**Selected passage**
*-*-*

Unless you've lived in a cave, and have never read "Dear Abby" or listened to Dr

. Phil, you know that communication is necessary to keep your marriage or partnership healthy. However, the word "communication" is meaningless unless you know how it applies. These tips may give you some ideas.

1. If you have a bone to pick with your partner, invite him / her to sit down. Explain that you don't understand what he / she said or did, and admit that it hurt your feelings, made you angry, or whatever effect it had. Give your partner time to respond, and don't contradict him / her.

"It hurt my feelings when you discussed my weight in front of your mother."

"I felt angry when you told me I spent too much on my mom's birthday."


You may not like what your partner has to say in response, but listen anyway. If what he / she says confuses you, ask him / her to explain.

"Does it matter to you how much I weigh? If it does, can you tell me why?"

"Are you worried about money? I thought we had enough for the gift I bought."

If you discuss your annoyances rationally, you will at least understand what your partner's concerns are.

If you start out with:"Don't you EVER discuss my weight in front of your mother again."

or

"You're such a cheap skate. It seems we spend plenty on your relatives."

you may be justified, but after the yelling and screaming, you won't be any better informed. The disagreement may be aired, but it won't be settled. If you threaten, curse or pout, your partner will be more inclined to dig his / her heels in and feel justified in repeating his / her offensive behavior. If he / she knows how you received his / her words, and that they were hurtful, maybe he / she will act differently in the future.

2. Don't contradict your partner when he / she shares his / her feelings. Don't minimize his / her experience, or tell him / her he /she is exaggerating. Even if you think he /she is wrong, remember, you can only know how you feel, and you won't know his / her feelings until he / she tells you. You can't know exactly how your words or actions feel to someone else unless you let him / her tell you.

*-*-*

**Records for the task**
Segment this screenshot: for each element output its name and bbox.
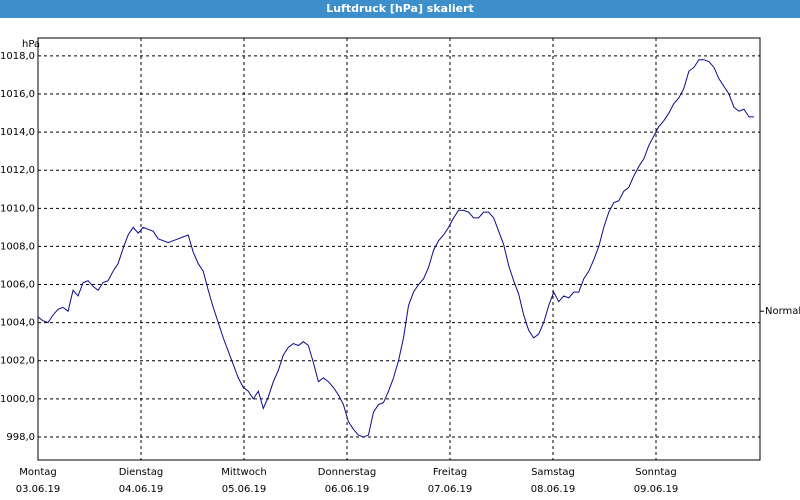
x-tick-label: Montag (19, 467, 56, 478)
reference-label: Normal (765, 306, 800, 317)
y-tick-label: 1010,0 (0, 203, 35, 214)
y-tick-label: 1000,0 (0, 394, 35, 405)
x-tick-label: Samstag (531, 467, 575, 478)
x-tick-date: 07.06.19 (428, 484, 473, 495)
y-tick-label: 1014,0 (0, 127, 35, 138)
x-tick-date: 04.06.19 (119, 484, 164, 495)
y-tick-label: 1016,0 (0, 89, 35, 100)
x-tick-label: Dienstag (119, 467, 164, 478)
y-tick-label: 1018,0 (0, 51, 35, 62)
x-tick-label: Sonntag (635, 467, 677, 478)
x-tick-label: Freitag (433, 467, 467, 478)
y-tick-label: 1006,0 (0, 280, 35, 291)
chart-title: Luftdruck [hPa] skaliert (326, 2, 474, 15)
y-tick-label: 1002,0 (0, 356, 35, 367)
x-tick-date: 05.06.19 (222, 484, 267, 495)
x-tick-date: 03.06.19 (16, 484, 61, 495)
x-tick-date: 06.06.19 (325, 484, 370, 495)
y-unit-label: hPa (22, 39, 40, 50)
title-bar (0, 0, 800, 18)
y-tick-label: 1004,0 (0, 318, 35, 329)
y-tick-label: 1008,0 (0, 241, 35, 252)
x-tick-date: 09.06.19 (634, 484, 679, 495)
x-tick-label: Mittwoch (221, 467, 266, 478)
x-tick-label: Donnerstag (318, 467, 376, 478)
y-tick-label: 998,0 (6, 432, 35, 443)
data-line (37, 59, 754, 438)
y-tick-label: 1012,0 (0, 165, 35, 176)
x-tick-date: 08.06.19 (531, 484, 576, 495)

*-*-*

**Exercise set**
1. Render the following sentence from the passage on communication between partners into Spanish: "If you discuss your annoyances rationally, you will at least understand what your partner's concerns are."
2. In the records, substitute "y-axis-value" for every occurrence of "y-tick-label" in the stretch from the line containing "x-tick-label: Montag (19, 467, 56, 478)" through the line containing "x-tick-date: 07.06.19 (428, 484, 473, 495)", and return only those lines with nothing else altered.
The text and the records were drawn from separate, unrelated sources.

**Solutions per task**
1. Si hablas de tus molestias de forma racional, al menos entenderás cuáles son las preocupaciones de tu pareja.

2.
x-tick-label: Montag (19, 467, 56, 478)
reference-label: Normal (765, 306, 800, 317)
y-axis-value: 1010,0 (0, 203, 35, 214)
y-axis-value: 1000,0 (0, 394, 35, 405)
x-tick-label: Samstag (531, 467, 575, 478)
x-tick-date: 07.06.19 (428, 484, 473, 495)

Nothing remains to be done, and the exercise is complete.